REQUIREMENTS: Go through the data below. List every line that holds the word "JSON".

>> Start GIVEN DATA

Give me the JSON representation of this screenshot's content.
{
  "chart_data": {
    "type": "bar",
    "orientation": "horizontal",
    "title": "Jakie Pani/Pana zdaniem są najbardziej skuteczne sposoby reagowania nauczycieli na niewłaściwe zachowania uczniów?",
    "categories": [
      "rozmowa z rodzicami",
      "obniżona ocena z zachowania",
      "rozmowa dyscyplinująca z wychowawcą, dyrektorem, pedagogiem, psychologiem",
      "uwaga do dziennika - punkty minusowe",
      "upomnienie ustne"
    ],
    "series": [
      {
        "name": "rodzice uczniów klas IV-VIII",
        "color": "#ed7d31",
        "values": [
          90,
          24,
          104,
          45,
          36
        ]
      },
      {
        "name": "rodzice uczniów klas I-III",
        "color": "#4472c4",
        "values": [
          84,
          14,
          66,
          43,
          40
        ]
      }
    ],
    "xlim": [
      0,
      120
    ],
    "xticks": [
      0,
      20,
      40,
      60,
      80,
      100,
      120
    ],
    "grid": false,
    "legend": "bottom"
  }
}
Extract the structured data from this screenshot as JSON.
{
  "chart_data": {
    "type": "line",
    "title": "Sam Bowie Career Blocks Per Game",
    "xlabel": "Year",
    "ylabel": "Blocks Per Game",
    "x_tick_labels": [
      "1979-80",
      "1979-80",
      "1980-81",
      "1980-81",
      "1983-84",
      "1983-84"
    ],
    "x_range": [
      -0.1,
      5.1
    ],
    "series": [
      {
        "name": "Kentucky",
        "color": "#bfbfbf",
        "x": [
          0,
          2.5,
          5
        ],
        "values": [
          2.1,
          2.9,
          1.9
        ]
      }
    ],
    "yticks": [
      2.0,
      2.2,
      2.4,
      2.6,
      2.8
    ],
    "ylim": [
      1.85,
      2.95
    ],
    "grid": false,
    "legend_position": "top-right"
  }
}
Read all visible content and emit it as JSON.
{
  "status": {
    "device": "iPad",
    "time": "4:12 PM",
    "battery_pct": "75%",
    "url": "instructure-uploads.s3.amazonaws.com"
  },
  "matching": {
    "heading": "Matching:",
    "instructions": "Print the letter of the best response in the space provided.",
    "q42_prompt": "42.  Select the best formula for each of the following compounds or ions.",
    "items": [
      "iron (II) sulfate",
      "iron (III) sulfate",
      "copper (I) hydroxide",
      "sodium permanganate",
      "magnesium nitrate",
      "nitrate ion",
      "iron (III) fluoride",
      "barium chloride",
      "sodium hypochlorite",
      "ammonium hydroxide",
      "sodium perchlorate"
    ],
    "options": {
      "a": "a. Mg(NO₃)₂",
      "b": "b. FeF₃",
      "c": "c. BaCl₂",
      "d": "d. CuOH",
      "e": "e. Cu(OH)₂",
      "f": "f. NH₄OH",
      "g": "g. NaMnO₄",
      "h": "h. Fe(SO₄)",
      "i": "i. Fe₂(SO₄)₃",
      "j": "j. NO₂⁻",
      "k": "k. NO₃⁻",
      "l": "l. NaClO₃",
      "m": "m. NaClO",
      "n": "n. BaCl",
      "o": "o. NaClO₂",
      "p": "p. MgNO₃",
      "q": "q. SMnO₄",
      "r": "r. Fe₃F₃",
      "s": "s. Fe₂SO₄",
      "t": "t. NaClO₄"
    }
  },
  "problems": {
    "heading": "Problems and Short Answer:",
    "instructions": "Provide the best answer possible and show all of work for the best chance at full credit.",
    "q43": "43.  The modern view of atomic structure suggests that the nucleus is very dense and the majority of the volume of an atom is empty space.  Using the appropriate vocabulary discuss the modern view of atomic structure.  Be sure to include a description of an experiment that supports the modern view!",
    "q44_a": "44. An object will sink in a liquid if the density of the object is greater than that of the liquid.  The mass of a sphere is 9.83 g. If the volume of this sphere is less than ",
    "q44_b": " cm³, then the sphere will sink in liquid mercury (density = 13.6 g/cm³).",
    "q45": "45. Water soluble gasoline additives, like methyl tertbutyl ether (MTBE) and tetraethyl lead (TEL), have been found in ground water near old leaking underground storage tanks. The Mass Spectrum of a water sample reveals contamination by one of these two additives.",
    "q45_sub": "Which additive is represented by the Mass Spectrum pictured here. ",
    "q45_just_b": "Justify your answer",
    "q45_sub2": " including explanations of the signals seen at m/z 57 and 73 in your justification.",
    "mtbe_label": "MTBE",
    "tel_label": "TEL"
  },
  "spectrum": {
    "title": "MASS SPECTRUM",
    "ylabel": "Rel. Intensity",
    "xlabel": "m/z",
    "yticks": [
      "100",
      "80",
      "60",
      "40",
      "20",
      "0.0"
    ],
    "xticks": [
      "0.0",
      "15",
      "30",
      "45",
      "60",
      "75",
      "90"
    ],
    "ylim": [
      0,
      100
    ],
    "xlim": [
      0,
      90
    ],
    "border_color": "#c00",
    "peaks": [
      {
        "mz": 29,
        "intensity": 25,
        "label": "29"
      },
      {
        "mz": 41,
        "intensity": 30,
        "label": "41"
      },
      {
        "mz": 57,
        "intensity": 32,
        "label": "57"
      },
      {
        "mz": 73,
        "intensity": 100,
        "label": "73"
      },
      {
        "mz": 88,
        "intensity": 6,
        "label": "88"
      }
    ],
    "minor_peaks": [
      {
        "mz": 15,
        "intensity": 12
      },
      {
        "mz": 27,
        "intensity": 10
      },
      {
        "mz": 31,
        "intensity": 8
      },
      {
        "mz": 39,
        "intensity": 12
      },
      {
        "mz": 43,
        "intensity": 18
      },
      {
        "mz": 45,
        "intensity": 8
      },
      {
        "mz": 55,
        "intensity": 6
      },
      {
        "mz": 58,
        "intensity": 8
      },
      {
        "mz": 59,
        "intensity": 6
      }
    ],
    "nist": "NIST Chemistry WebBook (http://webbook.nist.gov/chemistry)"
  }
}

>> End GIVEN DATA
>> Start GIVEN DATA

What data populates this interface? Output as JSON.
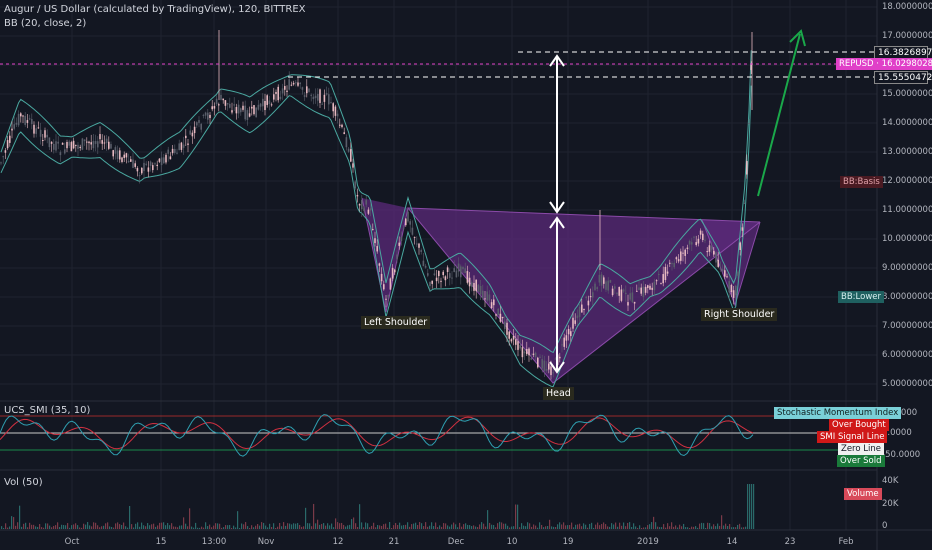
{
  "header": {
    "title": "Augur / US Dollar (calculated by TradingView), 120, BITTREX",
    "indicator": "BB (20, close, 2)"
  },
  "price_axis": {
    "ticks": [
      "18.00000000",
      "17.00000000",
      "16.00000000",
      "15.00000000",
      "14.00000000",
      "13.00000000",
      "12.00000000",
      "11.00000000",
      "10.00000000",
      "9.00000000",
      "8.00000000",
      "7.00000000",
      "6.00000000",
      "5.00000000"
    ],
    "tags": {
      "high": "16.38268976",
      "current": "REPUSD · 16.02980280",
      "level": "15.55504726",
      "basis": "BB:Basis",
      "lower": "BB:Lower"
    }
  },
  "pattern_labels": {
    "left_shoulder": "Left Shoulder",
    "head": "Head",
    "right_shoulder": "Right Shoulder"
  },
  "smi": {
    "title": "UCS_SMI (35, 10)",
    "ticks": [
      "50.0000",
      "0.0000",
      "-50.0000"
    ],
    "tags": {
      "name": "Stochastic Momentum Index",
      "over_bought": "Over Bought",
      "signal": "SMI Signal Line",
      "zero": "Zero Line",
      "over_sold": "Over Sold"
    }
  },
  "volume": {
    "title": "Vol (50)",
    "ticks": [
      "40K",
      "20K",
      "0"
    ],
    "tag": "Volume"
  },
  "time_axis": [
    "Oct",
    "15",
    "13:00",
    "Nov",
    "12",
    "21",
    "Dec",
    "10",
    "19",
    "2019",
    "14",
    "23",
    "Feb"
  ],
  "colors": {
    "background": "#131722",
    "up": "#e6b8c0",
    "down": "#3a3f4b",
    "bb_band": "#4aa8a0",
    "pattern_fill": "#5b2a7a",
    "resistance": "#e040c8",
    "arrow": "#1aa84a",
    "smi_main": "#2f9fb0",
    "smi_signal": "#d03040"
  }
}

>> End GIVEN DATA

CORRECT RESPONSE:
Give me the JSON representation of this screenshot's content.
Extract the structured data from this screenshot as JSON.
Read all visible content and emit it as JSON.
What data populates this interface? Output as JSON.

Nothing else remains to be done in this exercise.